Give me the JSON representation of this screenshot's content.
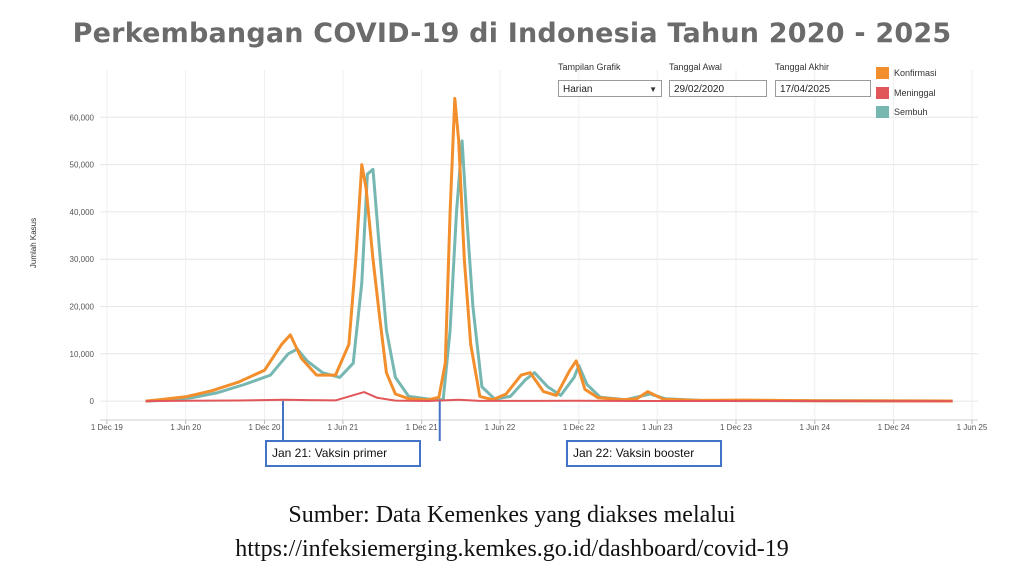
{
  "title": "Perkembangan COVID-19 di Indonesia Tahun 2020 - 2025",
  "controls": {
    "view_label": "Tampilan Grafik",
    "view_value": "Harian",
    "start_label": "Tanggal Awal",
    "start_value": "29/02/2020",
    "end_label": "Tanggal Akhir",
    "end_value": "17/04/2025"
  },
  "annotations": [
    {
      "text": "Jan 21: Vaksin primer",
      "date": "2021-01-13"
    },
    {
      "text": "Jan 22: Vaksin booster",
      "date": "2022-01-12"
    }
  ],
  "source_line1": "Sumber: Data Kemenkes yang diakses melalui",
  "source_line2": "https://infeksiemerging.kemkes.go.id/dashboard/covid-19",
  "colors": {
    "konfirmasi": "#f28e2b",
    "meninggal": "#e15759",
    "sembuh": "#76b7b2",
    "callout_border": "#4472c4"
  },
  "chart_data": {
    "type": "line",
    "title": "Perkembangan COVID-19 di Indonesia Tahun 2020 - 2025",
    "xlabel": "",
    "ylabel": "Jumlah Kasus",
    "ylim": [
      -4000,
      70000
    ],
    "xlim": [
      "2019-11-15",
      "2025-06-15"
    ],
    "grid": true,
    "legend_position": "top-right",
    "y_ticks": [
      0,
      10000,
      20000,
      30000,
      40000,
      50000,
      60000
    ],
    "y_tick_labels": [
      "0",
      "10,000",
      "20,000",
      "30,000",
      "40,000",
      "50,000",
      "60,000"
    ],
    "x_ticks": [
      "2019-12-01",
      "2020-06-01",
      "2020-12-01",
      "2021-06-01",
      "2021-12-01",
      "2022-06-01",
      "2022-12-01",
      "2023-06-01",
      "2023-12-01",
      "2024-06-01",
      "2024-12-01",
      "2025-06-01"
    ],
    "x_tick_labels": [
      "1 Dec 19",
      "1 Jun 20",
      "1 Dec 20",
      "1 Jun 21",
      "1 Dec 21",
      "1 Jun 22",
      "1 Dec 22",
      "1 Jun 23",
      "1 Dec 23",
      "1 Jun 24",
      "1 Dec 24",
      "1 Jun 25"
    ],
    "series": [
      {
        "name": "Konfirmasi",
        "color": "#f28e2b",
        "x": [
          "2020-02-29",
          "2020-04-01",
          "2020-06-01",
          "2020-08-01",
          "2020-10-01",
          "2020-12-01",
          "2021-01-10",
          "2021-01-30",
          "2021-02-25",
          "2021-04-01",
          "2021-05-15",
          "2021-06-15",
          "2021-07-01",
          "2021-07-15",
          "2021-07-25",
          "2021-08-10",
          "2021-08-25",
          "2021-09-10",
          "2021-10-01",
          "2021-11-01",
          "2021-12-15",
          "2022-01-10",
          "2022-01-25",
          "2022-02-05",
          "2022-02-16",
          "2022-02-25",
          "2022-03-10",
          "2022-03-25",
          "2022-04-15",
          "2022-05-15",
          "2022-06-15",
          "2022-07-20",
          "2022-08-10",
          "2022-09-10",
          "2022-10-10",
          "2022-11-10",
          "2022-11-25",
          "2022-12-15",
          "2023-01-15",
          "2023-03-15",
          "2023-04-15",
          "2023-05-10",
          "2023-06-15",
          "2023-09-01",
          "2023-12-15",
          "2024-06-01",
          "2024-12-01",
          "2025-04-17"
        ],
        "y": [
          0,
          300,
          900,
          2200,
          4000,
          6500,
          12000,
          14000,
          9000,
          5500,
          5500,
          12000,
          30000,
          50000,
          45000,
          30000,
          18000,
          6000,
          1500,
          500,
          250,
          800,
          8000,
          40000,
          64000,
          55000,
          30000,
          12000,
          1000,
          300,
          1500,
          5500,
          6000,
          2000,
          1200,
          6500,
          8500,
          2500,
          700,
          300,
          500,
          2000,
          400,
          150,
          200,
          50,
          30,
          20
        ]
      },
      {
        "name": "Meninggal",
        "color": "#e15759",
        "x": [
          "2020-02-29",
          "2020-06-01",
          "2020-10-01",
          "2021-01-15",
          "2021-03-15",
          "2021-05-15",
          "2021-07-20",
          "2021-08-20",
          "2021-10-01",
          "2021-12-15",
          "2022-02-25",
          "2022-04-15",
          "2022-08-15",
          "2022-11-25",
          "2023-05-01",
          "2025-04-17"
        ],
        "y": [
          0,
          50,
          120,
          300,
          200,
          150,
          1900,
          700,
          100,
          10,
          300,
          30,
          40,
          60,
          10,
          0
        ]
      },
      {
        "name": "Sembuh",
        "color": "#76b7b2",
        "x": [
          "2020-02-29",
          "2020-04-15",
          "2020-06-15",
          "2020-08-15",
          "2020-10-15",
          "2020-12-15",
          "2021-01-25",
          "2021-02-15",
          "2021-03-10",
          "2021-04-15",
          "2021-05-25",
          "2021-06-25",
          "2021-07-15",
          "2021-07-28",
          "2021-08-10",
          "2021-08-25",
          "2021-09-10",
          "2021-10-01",
          "2021-11-01",
          "2021-12-20",
          "2022-01-20",
          "2022-02-05",
          "2022-02-20",
          "2022-03-05",
          "2022-03-15",
          "2022-03-30",
          "2022-04-20",
          "2022-05-20",
          "2022-06-25",
          "2022-07-30",
          "2022-08-20",
          "2022-09-20",
          "2022-10-20",
          "2022-11-20",
          "2022-12-01",
          "2022-12-20",
          "2023-01-20",
          "2023-03-20",
          "2023-05-15",
          "2023-06-20",
          "2023-09-10",
          "2023-12-15",
          "2024-06-10",
          "2024-12-10",
          "2025-04-17"
        ],
        "y": [
          0,
          200,
          700,
          1800,
          3500,
          5500,
          10000,
          11000,
          8500,
          6000,
          5000,
          8000,
          25000,
          48000,
          49000,
          32000,
          15000,
          5000,
          1000,
          400,
          300,
          15000,
          40000,
          55000,
          40000,
          20000,
          3000,
          400,
          1000,
          4500,
          6000,
          3000,
          1200,
          5000,
          7500,
          3500,
          800,
          300,
          1500,
          500,
          150,
          100,
          50,
          30,
          20
        ]
      }
    ]
  }
}
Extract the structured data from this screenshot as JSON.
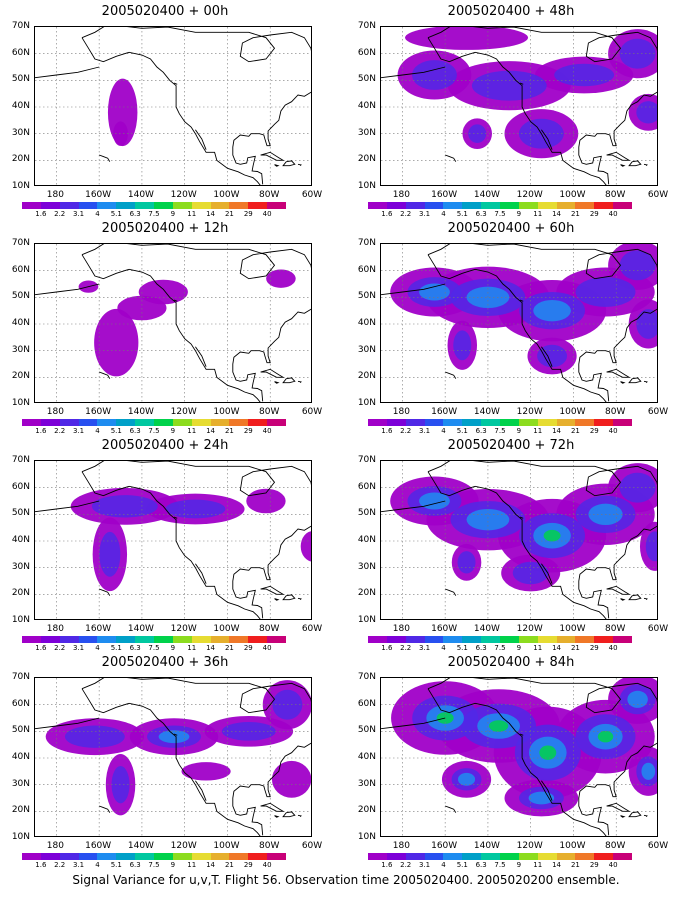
{
  "panels": [
    {
      "title": "2005020400 + 00h",
      "intensity": 0.15,
      "blobs": [
        [
          -149,
          38,
          6,
          11,
          0.9
        ],
        [
          -150,
          30,
          3,
          4,
          0.6
        ]
      ]
    },
    {
      "title": "2005020400 + 12h",
      "intensity": 0.35,
      "blobs": [
        [
          -152,
          33,
          9,
          11,
          0.7
        ],
        [
          -140,
          46,
          10,
          4,
          0.7
        ],
        [
          -130,
          52,
          10,
          4,
          0.6
        ],
        [
          -165,
          54,
          4,
          2,
          0.4
        ],
        [
          -75,
          57,
          6,
          3,
          0.4
        ]
      ]
    },
    {
      "title": "2005020400 + 24h",
      "intensity": 0.45,
      "blobs": [
        [
          -155,
          35,
          7,
          12,
          0.8
        ],
        [
          -148,
          53,
          22,
          6,
          0.7
        ],
        [
          -115,
          52,
          20,
          5,
          0.7
        ],
        [
          -60,
          38,
          5,
          5,
          0.6
        ],
        [
          -82,
          55,
          8,
          4,
          0.6
        ]
      ]
    },
    {
      "title": "2005020400 + 36h",
      "intensity": 0.6,
      "blobs": [
        [
          -162,
          48,
          20,
          6,
          0.8
        ],
        [
          -125,
          48,
          18,
          6,
          1.0
        ],
        [
          -90,
          50,
          18,
          5,
          0.8
        ],
        [
          -150,
          30,
          6,
          10,
          0.7
        ],
        [
          -72,
          60,
          10,
          8,
          0.7
        ],
        [
          -110,
          35,
          10,
          3,
          0.5
        ],
        [
          -70,
          32,
          8,
          6,
          0.6
        ]
      ]
    },
    {
      "title": "2005020400 + 48h",
      "intensity": 0.7,
      "blobs": [
        [
          -165,
          52,
          15,
          8,
          0.8
        ],
        [
          -130,
          48,
          25,
          8,
          0.8
        ],
        [
          -95,
          52,
          20,
          6,
          0.7
        ],
        [
          -145,
          30,
          6,
          5,
          0.6
        ],
        [
          -115,
          30,
          15,
          8,
          0.8
        ],
        [
          -70,
          60,
          12,
          8,
          0.7
        ],
        [
          -65,
          38,
          8,
          6,
          0.7
        ],
        [
          -150,
          66,
          25,
          4,
          0.5
        ]
      ]
    },
    {
      "title": "2005020400 + 60h",
      "intensity": 0.75,
      "blobs": [
        [
          -165,
          52,
          18,
          8,
          0.8
        ],
        [
          -140,
          50,
          25,
          10,
          0.8
        ],
        [
          -110,
          45,
          22,
          10,
          0.9
        ],
        [
          -85,
          52,
          20,
          8,
          0.7
        ],
        [
          -152,
          32,
          6,
          8,
          0.6
        ],
        [
          -110,
          28,
          10,
          6,
          0.7
        ],
        [
          -70,
          62,
          12,
          8,
          0.7
        ],
        [
          -65,
          40,
          8,
          8,
          0.7
        ]
      ]
    },
    {
      "title": "2005020400 + 72h",
      "intensity": 0.85,
      "blobs": [
        [
          -165,
          55,
          18,
          8,
          0.9
        ],
        [
          -140,
          48,
          25,
          10,
          0.9
        ],
        [
          -110,
          42,
          22,
          12,
          1.0
        ],
        [
          -85,
          50,
          20,
          10,
          0.8
        ],
        [
          -150,
          32,
          6,
          6,
          0.6
        ],
        [
          -120,
          28,
          12,
          6,
          0.7
        ],
        [
          -70,
          60,
          12,
          8,
          0.7
        ],
        [
          -62,
          38,
          6,
          8,
          0.6
        ]
      ]
    },
    {
      "title": "2005020400 + 84h",
      "intensity": 1.0,
      "blobs": [
        [
          -160,
          55,
          22,
          12,
          1.0
        ],
        [
          -135,
          52,
          25,
          12,
          1.0
        ],
        [
          -112,
          42,
          22,
          15,
          1.3
        ],
        [
          -85,
          48,
          20,
          12,
          1.0
        ],
        [
          -150,
          32,
          10,
          6,
          0.8
        ],
        [
          -115,
          25,
          15,
          6,
          0.8
        ],
        [
          -70,
          62,
          12,
          8,
          0.8
        ],
        [
          -65,
          35,
          8,
          8,
          0.7
        ]
      ]
    }
  ],
  "axes": {
    "lat_labels": [
      "70N",
      "60N",
      "50N",
      "40N",
      "30N",
      "20N",
      "10N"
    ],
    "lon_labels": [
      "180",
      "160W",
      "140W",
      "120W",
      "100W",
      "80W",
      "60W"
    ],
    "lon_min": -190,
    "lon_max": -60,
    "lat_min": 10,
    "lat_max": 70
  },
  "colorbar": {
    "labels": [
      "1.6",
      "2.2",
      "3.1",
      "4",
      "5.1",
      "6.3",
      "7.5",
      "9",
      "11",
      "14",
      "21",
      "29",
      "40"
    ],
    "colors": [
      "#a000c8",
      "#7d00d8",
      "#5028e6",
      "#2850f0",
      "#1e8cf0",
      "#00a0c8",
      "#00c8a0",
      "#00d24b",
      "#8cdc1e",
      "#e6dc32",
      "#e6af2d",
      "#f07828",
      "#f01e1e",
      "#c80078"
    ]
  },
  "footer": "Signal Variance for u,v,T. Flight 56. Observation time 2005020400. 2005020200 ensemble."
}
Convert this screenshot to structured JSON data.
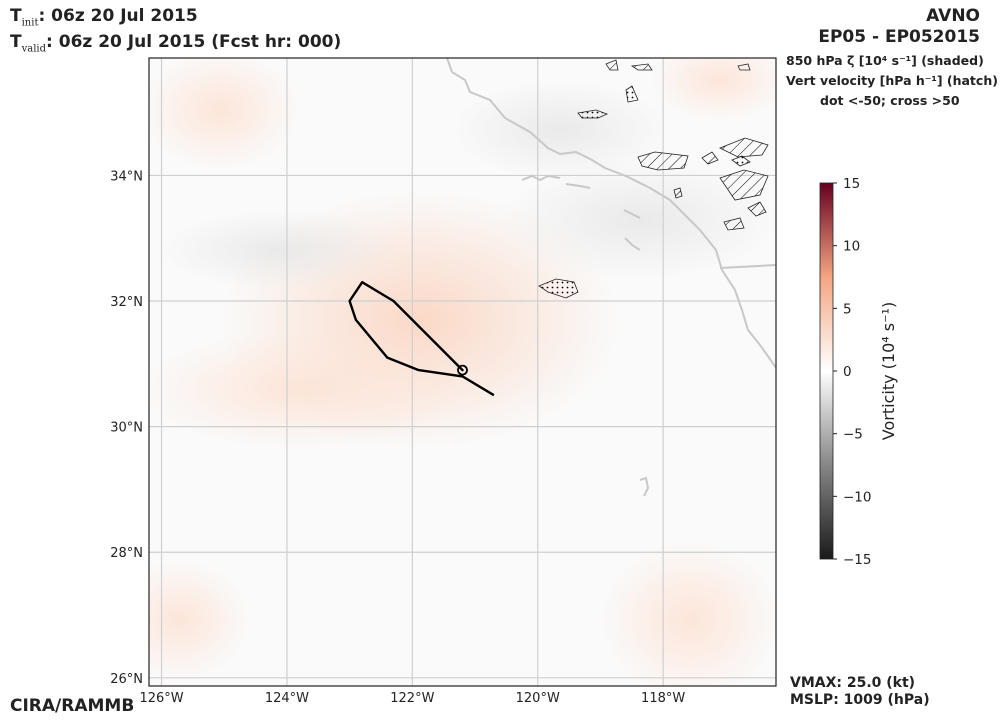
{
  "header": {
    "init_label_T": "T",
    "init_label_sub": "init",
    "init_value": ":  06z 20 Jul 2015",
    "valid_label_T": "T",
    "valid_label_sub": "valid",
    "valid_value": ": 06z 20 Jul 2015 (Fcst hr: 000)",
    "model": "AVNO",
    "storm": "EP05 - EP052015"
  },
  "legend": {
    "line1": "850 hPa ζ [10⁴  s⁻¹] (shaded)",
    "line2": "Vert velocity [hPa h⁻¹] (hatch)",
    "line3": "dot <-50; cross >50"
  },
  "colorbar": {
    "label": "Vorticity (10⁴  s⁻¹)",
    "ticks": [
      "15",
      "10",
      "5",
      "0",
      "−5",
      "−10",
      "−15"
    ],
    "range": [
      -15,
      15
    ],
    "colors": {
      "max": "#67001f",
      "mid_pos": "#f4a582",
      "zero": "#ffffff",
      "mid_neg": "#878787",
      "min": "#1a1a1a"
    }
  },
  "map": {
    "lat_labels": [
      "34°N",
      "32°N",
      "30°N",
      "28°N",
      "26°N"
    ],
    "lon_labels": [
      "126°W",
      "124°W",
      "122°W",
      "120°W",
      "118°W"
    ],
    "lon_range": [
      -126.2,
      -116.2
    ],
    "lat_range": [
      25.87,
      35.87
    ],
    "track": [
      [
        -120.7,
        30.5
      ],
      [
        -121.2,
        30.8
      ],
      [
        -121.9,
        30.9
      ],
      [
        -122.4,
        31.1
      ],
      [
        -122.9,
        31.7
      ],
      [
        -123.0,
        32.0
      ],
      [
        -122.8,
        32.3
      ],
      [
        -122.3,
        32.0
      ],
      [
        -121.2,
        30.9
      ]
    ],
    "storm_center": [
      -121.2,
      30.9
    ],
    "colors": {
      "track": "#000000",
      "coast": "#c8c8c8",
      "grid": "#cfcfcf"
    }
  },
  "footer": {
    "credit": "CIRA/RAMMB",
    "vmax": "VMAX:  25.0 (kt)",
    "mslp": "MSLP: 1009 (hPa)"
  }
}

*WORK TO COMPLETE*.
Identify lines with the string "Perkembangan". Copy each one.

*WORKED ANSWER*.
  "title": "Perkembangan COVID-19 di Indonesia Tahun 2020 - 2025",
    "title": "Perkembangan COVID-19 di Indonesia Tahun 2020 - 2025",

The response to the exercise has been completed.